[Extracted records]
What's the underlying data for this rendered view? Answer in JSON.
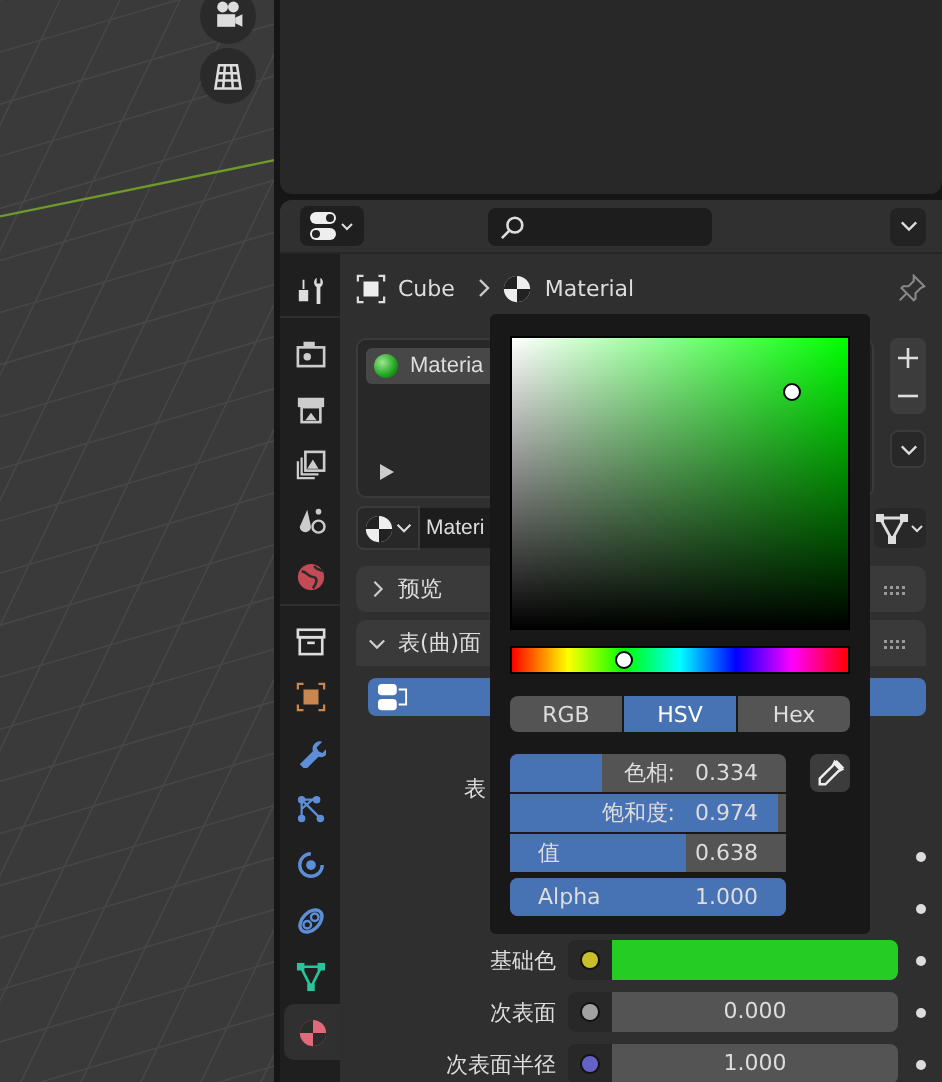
{
  "properties": {
    "tabs": [
      {
        "kind": "tool",
        "selected": false
      },
      {
        "kind": "render",
        "selected": false
      },
      {
        "kind": "output",
        "selected": false
      },
      {
        "kind": "view_layer",
        "selected": false
      },
      {
        "kind": "scene",
        "selected": false
      },
      {
        "kind": "world",
        "selected": false
      },
      {
        "kind": "collection",
        "selected": false
      },
      {
        "kind": "object",
        "selected": false
      },
      {
        "kind": "modifier",
        "selected": false
      },
      {
        "kind": "particles",
        "selected": false
      },
      {
        "kind": "physics",
        "selected": false
      },
      {
        "kind": "constraints",
        "selected": false
      },
      {
        "kind": "data",
        "selected": false
      },
      {
        "kind": "material",
        "selected": true
      }
    ],
    "breadcrumb": [
      {
        "kind": "object",
        "label": "Cube"
      },
      {
        "kind": "material",
        "label": "Material"
      }
    ],
    "slots": [
      {
        "label": "Materia",
        "selected": true
      }
    ],
    "material_field": {
      "value": "Materi"
    },
    "panels": [
      {
        "title": "预览",
        "expanded": false
      },
      {
        "title": "表(曲)面",
        "expanded": true
      }
    ],
    "surface_rows": [
      {
        "kind": "label_only",
        "label": "表"
      },
      {
        "kind": "covered"
      },
      {
        "kind": "covered"
      },
      {
        "kind": "color",
        "label": "基础色",
        "color": "#c7c02a",
        "swatch": {
          "color": "#24cc24"
        }
      },
      {
        "kind": "number",
        "label": "次表面",
        "color": "#a1a1a1",
        "value": "0.000"
      },
      {
        "kind": "number",
        "label": "次表面半径",
        "color": "#6363c7",
        "value": "1.000"
      }
    ]
  },
  "color_picker": {
    "sv_cursor": {
      "saturation": {
        "level": 0.835
      },
      "value": {
        "level": 0.813
      }
    },
    "hue": {
      "level": 0.334
    },
    "modes": [
      {
        "label": "RGB",
        "selected": false
      },
      {
        "label": "HSV",
        "selected": true
      },
      {
        "label": "Hex",
        "selected": false
      }
    ],
    "fields": [
      {
        "kind": "inline",
        "label": "色相:",
        "value": "0.334",
        "level": 0.334
      },
      {
        "kind": "inline",
        "label": "饱和度:",
        "value": "0.974",
        "level": 0.974
      },
      {
        "kind": "split",
        "label": "值",
        "value": "0.638",
        "level": 0.638
      },
      {
        "kind": "split",
        "label": "Alpha",
        "value": "1.000",
        "level": 1
      }
    ]
  }
}
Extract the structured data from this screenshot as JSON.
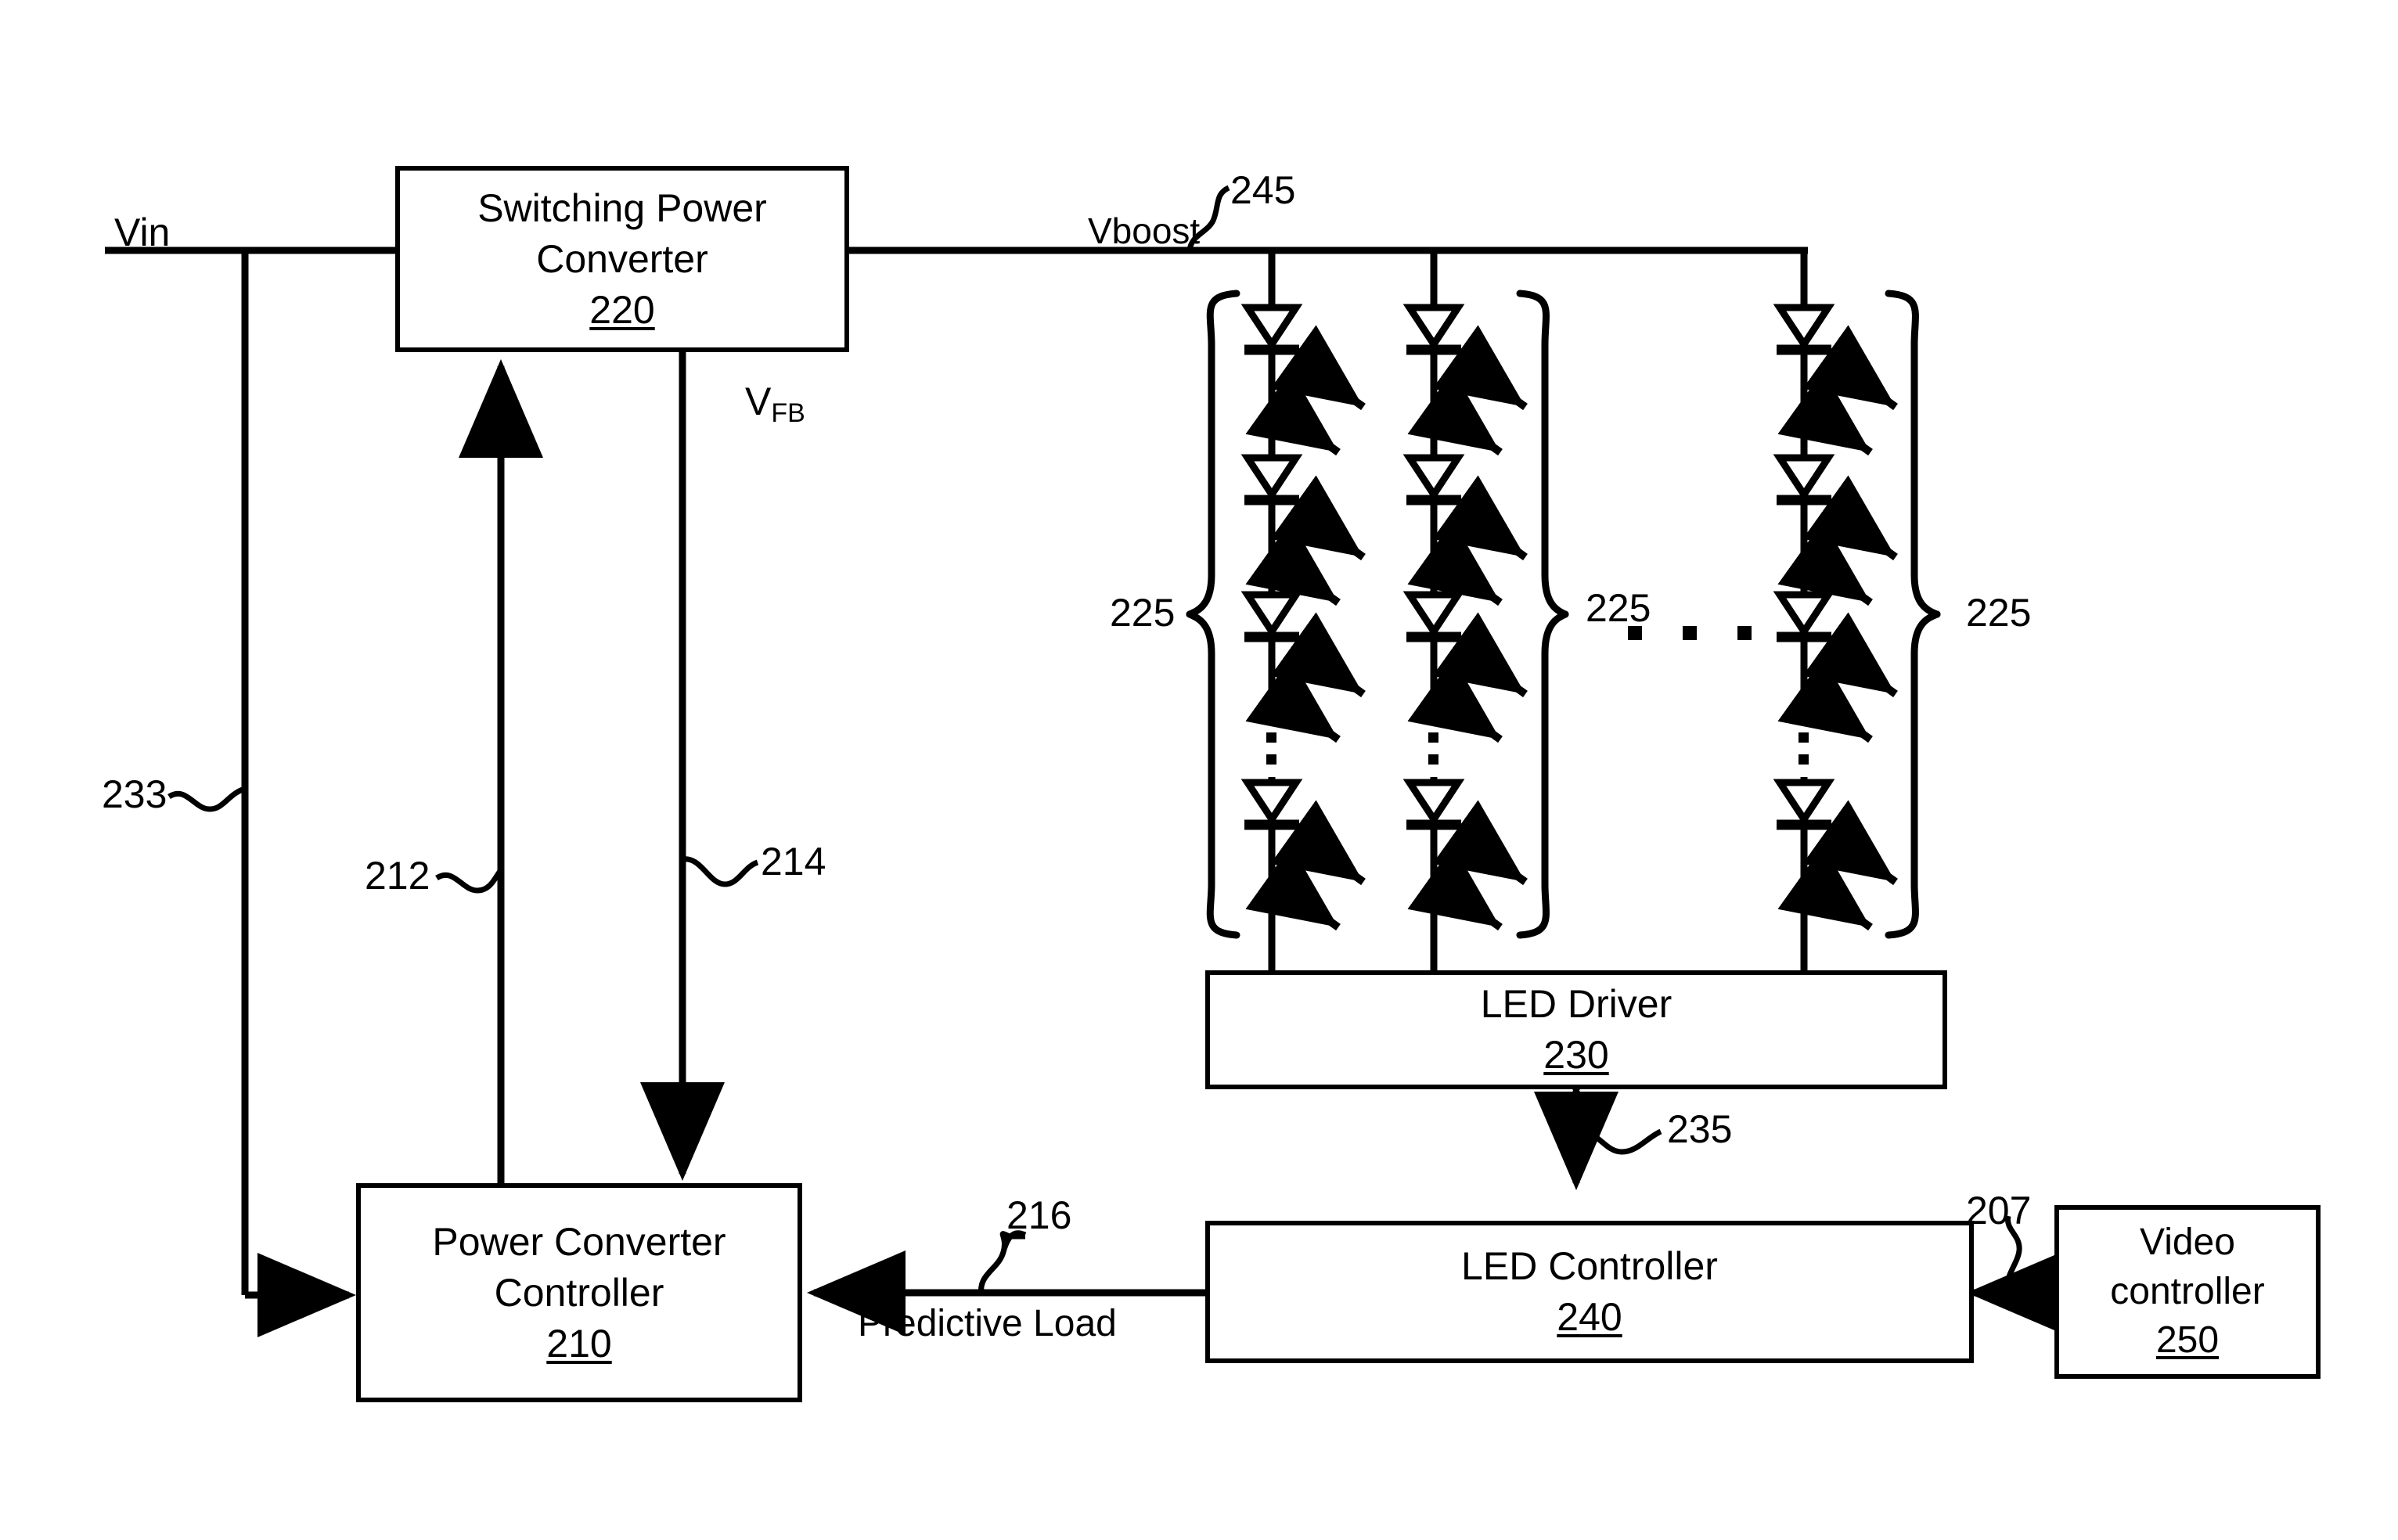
{
  "figure": {
    "domain": "patent-block-diagram",
    "line_color": "#000000",
    "background_color": "#ffffff"
  },
  "blocks": {
    "switching_power_converter": {
      "line1": "Switching Power",
      "line2": "Converter",
      "ref": "220"
    },
    "power_converter_controller": {
      "line1": "Power Converter",
      "line2": "Controller",
      "ref": "210"
    },
    "led_driver": {
      "line1": "LED Driver",
      "ref": "230"
    },
    "led_controller": {
      "line1": "LED Controller",
      "ref": "240"
    },
    "video_controller": {
      "line1": "Video",
      "line2": "controller",
      "ref": "250"
    }
  },
  "signals": {
    "vin": "Vin",
    "vboost": "Vboost",
    "vfb_base": "V",
    "vfb_sub": "FB",
    "predictive_load": "Predictive Load"
  },
  "reference_numerals": {
    "input_rail": "233",
    "control_signal": "212",
    "feedback_signal": "214",
    "predictive_load_signal": "216",
    "led_driver_link": "235",
    "video_link": "207",
    "boost_rail": "245",
    "led_string_left": "225",
    "led_string_middle": "225",
    "led_string_right": "225"
  },
  "led_strings": {
    "count_shown": 3,
    "leds_per_string": 4,
    "vertical_ellipsis": "⋮",
    "horizontal_ellipsis": "▪ ▪ ▪"
  }
}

### Exercise directions
Extract the full listing exactly, with the pictures left out.

### Exercise response
What's the underlying data for this rendered view? Answer in JSON.
{
  "properties": {
    "tabs": [
      {
        "kind": "tool",
        "selected": false
      },
      {
        "kind": "render",
        "selected": false
      },
      {
        "kind": "output",
        "selected": false
      },
      {
        "kind": "view_layer",
        "selected": false
      },
      {
        "kind": "scene",
        "selected": false
      },
      {
        "kind": "world",
        "selected": false
      },
      {
        "kind": "collection",
        "selected": false
      },
      {
        "kind": "object",
        "selected": false
      },
      {
        "kind": "modifier",
        "selected": false
      },
      {
        "kind": "particles",
        "selected": false
      },
      {
        "kind": "physics",
        "selected": false
      },
      {
        "kind": "constraints",
        "selected": false
      },
      {
        "kind": "data",
        "selected": false
      },
      {
        "kind": "material",
        "selected": true
      }
    ],
    "breadcrumb": [
      {
        "kind": "object",
        "label": "Cube"
      },
      {
        "kind": "material",
        "label": "Material"
      }
    ],
    "slots": [
      {
        "label": "Materia",
        "selected": true
      }
    ],
    "material_field": {
      "value": "Materi"
    },
    "panels": [
      {
        "title": "预览",
        "expanded": false
      },
      {
        "title": "表(曲)面",
        "expanded": true
      }
    ],
    "surface_rows": [
      {
        "kind": "label_only",
        "label": "表"
      },
      {
        "kind": "covered"
      },
      {
        "kind": "covered"
      },
      {
        "kind": "color",
        "label": "基础色",
        "color": "#c7c02a",
        "swatch": {
          "color": "#24cc24"
        }
      },
      {
        "kind": "number",
        "label": "次表面",
        "color": "#a1a1a1",
        "value": "0.000"
      },
      {
        "kind": "number",
        "label": "次表面半径",
        "color": "#6363c7",
        "value": "1.000"
      }
    ]
  },
  "color_picker": {
    "sv_cursor": {
      "saturation": {
        "level": 0.835
      },
      "value": {
        "level": 0.813
      }
    },
    "hue": {
      "level": 0.334
    },
    "modes": [
      {
        "label": "RGB",
        "selected": false
      },
      {
        "label": "HSV",
        "selected": true
      },
      {
        "label": "Hex",
        "selected": false
      }
    ],
    "fields": [
      {
        "kind": "inline",
        "label": "色相:",
        "value": "0.334",
        "level": 0.334
      },
      {
        "kind": "inline",
        "label": "饱和度:",
        "value": "0.974",
        "level": 0.974
      },
      {
        "kind": "split",
        "label": "值",
        "value": "0.638",
        "level": 0.638
      },
      {
        "kind": "split",
        "label": "Alpha",
        "value": "1.000",
        "level": 1
      }
    ]
  }
}
Extract the structured data from this screenshot as JSON.
{
  "figure": {
    "domain": "patent-block-diagram",
    "line_color": "#000000",
    "background_color": "#ffffff"
  },
  "blocks": {
    "switching_power_converter": {
      "line1": "Switching Power",
      "line2": "Converter",
      "ref": "220"
    },
    "power_converter_controller": {
      "line1": "Power Converter",
      "line2": "Controller",
      "ref": "210"
    },
    "led_driver": {
      "line1": "LED Driver",
      "ref": "230"
    },
    "led_controller": {
      "line1": "LED Controller",
      "ref": "240"
    },
    "video_controller": {
      "line1": "Video",
      "line2": "controller",
      "ref": "250"
    }
  },
  "signals": {
    "vin": "Vin",
    "vboost": "Vboost",
    "vfb_base": "V",
    "vfb_sub": "FB",
    "predictive_load": "Predictive Load"
  },
  "reference_numerals": {
    "input_rail": "233",
    "control_signal": "212",
    "feedback_signal": "214",
    "predictive_load_signal": "216",
    "led_driver_link": "235",
    "video_link": "207",
    "boost_rail": "245",
    "led_string_left": "225",
    "led_string_middle": "225",
    "led_string_right": "225"
  },
  "led_strings": {
    "count_shown": 3,
    "leds_per_string": 4,
    "vertical_ellipsis": "⋮",
    "horizontal_ellipsis": "▪ ▪ ▪"
  }
}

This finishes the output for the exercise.